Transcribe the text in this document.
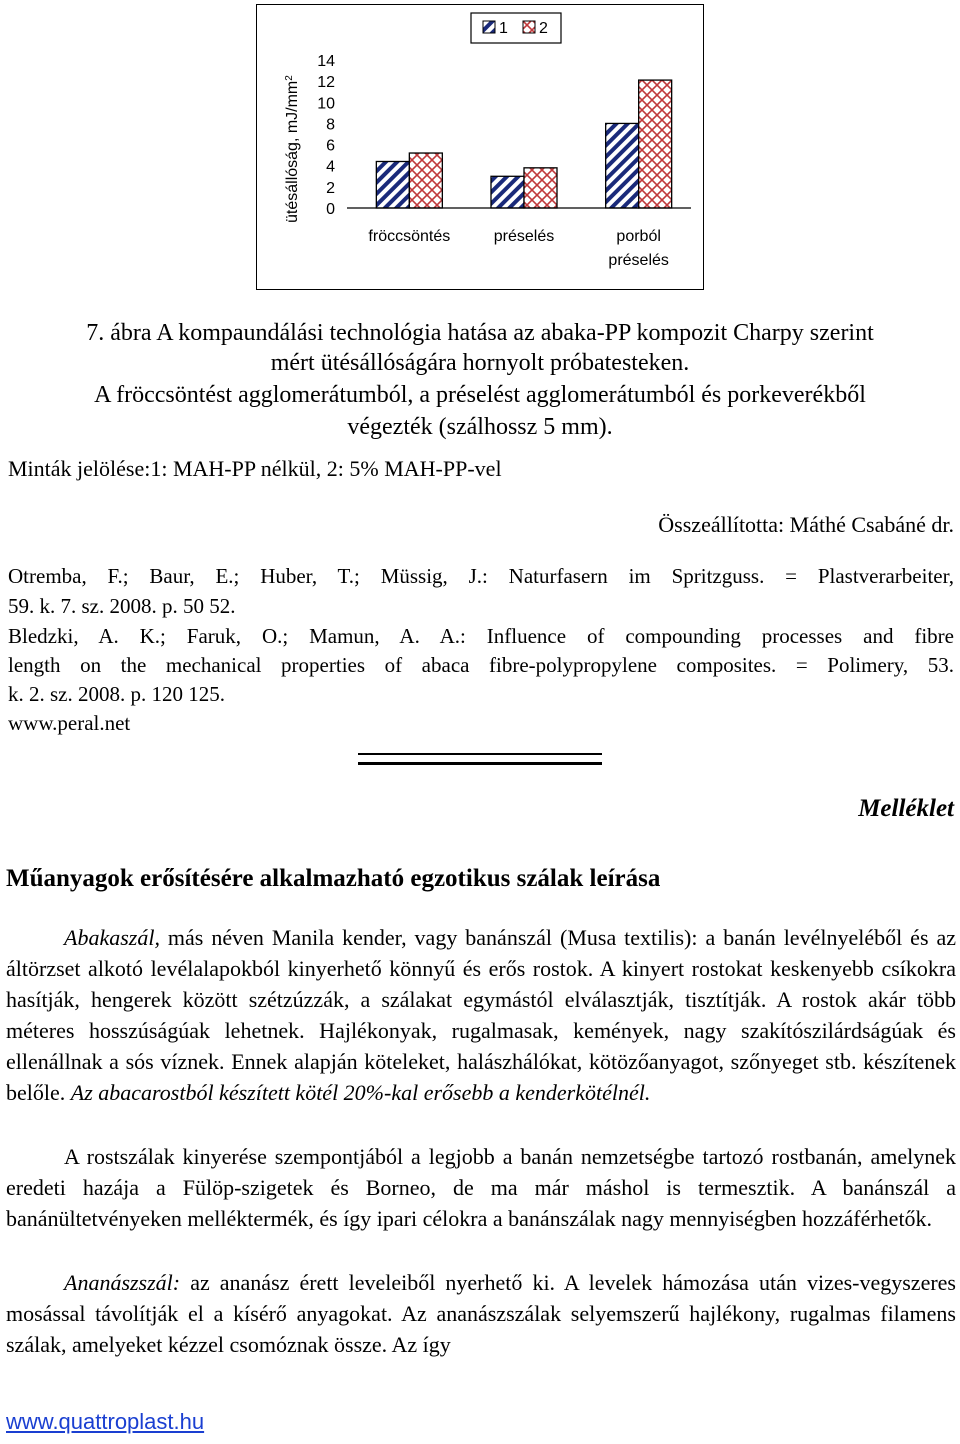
0
2
4
6
8
10
12
14
ütésállóság, $mJ/mm^2$
fröccsöntés	préselés	porból
préselés
1 2
7. ábra A kompaundálási technológia hatása az abaka-PP kompozit Charpy szerint
mért ütésállóságára hornyolt próbatesteken.
A fröccsöntést agglomerátumból, a préselést agglomerátumból és porkeverékből
végezték (szálhossz 5 mm).
Minták jelölése:1: MAH-PP nélkül, 2: 5% MAH-PP-vel
Összeállította: Máthé Csabáné dr.
Otremba, F.; Baur, E.; Huber, T.; Müssig, J.: Naturfasern im Spritzguss. = Plastverarbeiter,
59. k. 7. sz. 2008. p. 50 52.
Bledzki, A. K.; Faruk, O.; Mamun, A. A.: Influence of compounding processes and fibre
length on the mechanical properties of abaca fibre-polypropylene composites. = Polimery, 53.
k. 2. sz. 2008. p. 120 125.
www.peral.net
Melléklet
Műanyagok erősítésére alkalmazható egzotikus szálak leírása
Abakaszál, más néven Manila kender, vagy banánszál (Musa textilis): a banán levélnyeléből és az áltörzset alkotó levélalapokból kinyerhető könnyű és erős rostok. A kinyert rostokat keskenyebb csíkokra hasítják, hengerek között szétzúzzák, a szálakat egymástól elválasztják, tisztítják. A rostok akár több méteres hosszúságúak lehetnek. Hajlékonyak, rugalmasak, kemények, nagy szakítószilárdságúak és ellenállnak a sós víznek. Ennek alapján köteleket, halászhálókat, kötözőanyagot, szőnyeget stb. készítenek belőle. Az abacarostból készített kötél 20%-kal erősebb a kenderkötélnél.
A rostszálak kinyerése szempontjából a legjobb a banán nemzetségbe tartozó rostbanán, amelynek eredeti hazája a Fülöp-szigetek és Borneo, de ma már máshol is termesztik. A banánszál a banánültetvényeken melléktermék, és így ipari célokra a banánszálak nagy mennyiségben hozzáférhetők.
Ananászszál: az ananász érett leveleiből nyerhető ki. A levelek hámozása után vizes-vegyszeres mosással távolítják el a kísérő anyagokat. Az ananászszálak selyemszerű hajlékony, rugalmas filamens szálak, amelyeket kézzel csomóznak össze. Az így
www.quattroplast.hu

_Exercise instructions_
Copy out every line of the listing that includes the string "nagy".

_Finished answer_
Abakaszál, más néven Manila kender, vagy banánszál (Musa textilis): a banán levélnyeléből és az áltörzset alkotó levélalapokból kinyerhető könnyű és erős rostok. A kinyert rostokat keskenyebb csíkokra hasítják, hengerek között szétzúzzák, a szálakat egymástól elválasztják, tisztítják. A rostok akár több méteres hosszúságúak lehetnek. Hajlékonyak, rugalmasak, kemények, nagy szakítószilárdságúak és ellenállnak a sós víznek. Ennek alapján köteleket, halászhálókat, kötözőanyagot, szőnyeget stb. készítenek belőle. Az abacarostból készített kötél 20%-kal erősebb a kenderkötélnél.
A rostszálak kinyerése szempontjából a legjobb a banán nemzetségbe tartozó rostbanán, amelynek eredeti hazája a Fülöp-szigetek és Borneo, de ma már máshol is termesztik. A banánszál a banánültetvényeken melléktermék, és így ipari célokra a banánszálak nagy mennyiségben hozzáférhetők.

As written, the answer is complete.